Dataset rows:

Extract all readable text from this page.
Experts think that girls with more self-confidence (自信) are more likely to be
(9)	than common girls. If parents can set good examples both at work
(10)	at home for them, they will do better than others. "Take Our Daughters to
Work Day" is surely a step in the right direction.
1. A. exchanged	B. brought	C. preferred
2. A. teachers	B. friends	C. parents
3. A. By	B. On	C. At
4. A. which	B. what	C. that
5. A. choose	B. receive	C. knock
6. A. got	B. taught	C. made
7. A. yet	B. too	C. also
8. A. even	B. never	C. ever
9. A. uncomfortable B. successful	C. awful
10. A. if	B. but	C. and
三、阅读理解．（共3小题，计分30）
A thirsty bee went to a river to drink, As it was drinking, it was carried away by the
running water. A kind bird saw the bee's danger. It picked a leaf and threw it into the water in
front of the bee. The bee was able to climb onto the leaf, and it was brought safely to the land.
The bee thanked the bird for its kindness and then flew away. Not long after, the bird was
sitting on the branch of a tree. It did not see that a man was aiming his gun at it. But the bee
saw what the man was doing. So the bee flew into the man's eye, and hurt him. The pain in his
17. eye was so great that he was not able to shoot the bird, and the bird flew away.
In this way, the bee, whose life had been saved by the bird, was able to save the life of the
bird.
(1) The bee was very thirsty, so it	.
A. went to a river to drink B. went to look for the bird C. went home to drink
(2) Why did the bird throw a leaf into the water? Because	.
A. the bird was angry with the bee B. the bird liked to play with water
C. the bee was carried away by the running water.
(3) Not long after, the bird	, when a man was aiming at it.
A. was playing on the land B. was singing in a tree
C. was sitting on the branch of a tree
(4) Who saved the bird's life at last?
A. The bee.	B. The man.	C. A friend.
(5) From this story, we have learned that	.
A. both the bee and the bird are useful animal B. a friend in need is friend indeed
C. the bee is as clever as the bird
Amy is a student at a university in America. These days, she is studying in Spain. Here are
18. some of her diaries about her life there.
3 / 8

Written problem: Which lines contain the word "carried"? Copy each of them.

Correct result:
A thirsty bee went to a river to drink, As it was drinking, it was carried away by the
C. the bee was carried away by the running water.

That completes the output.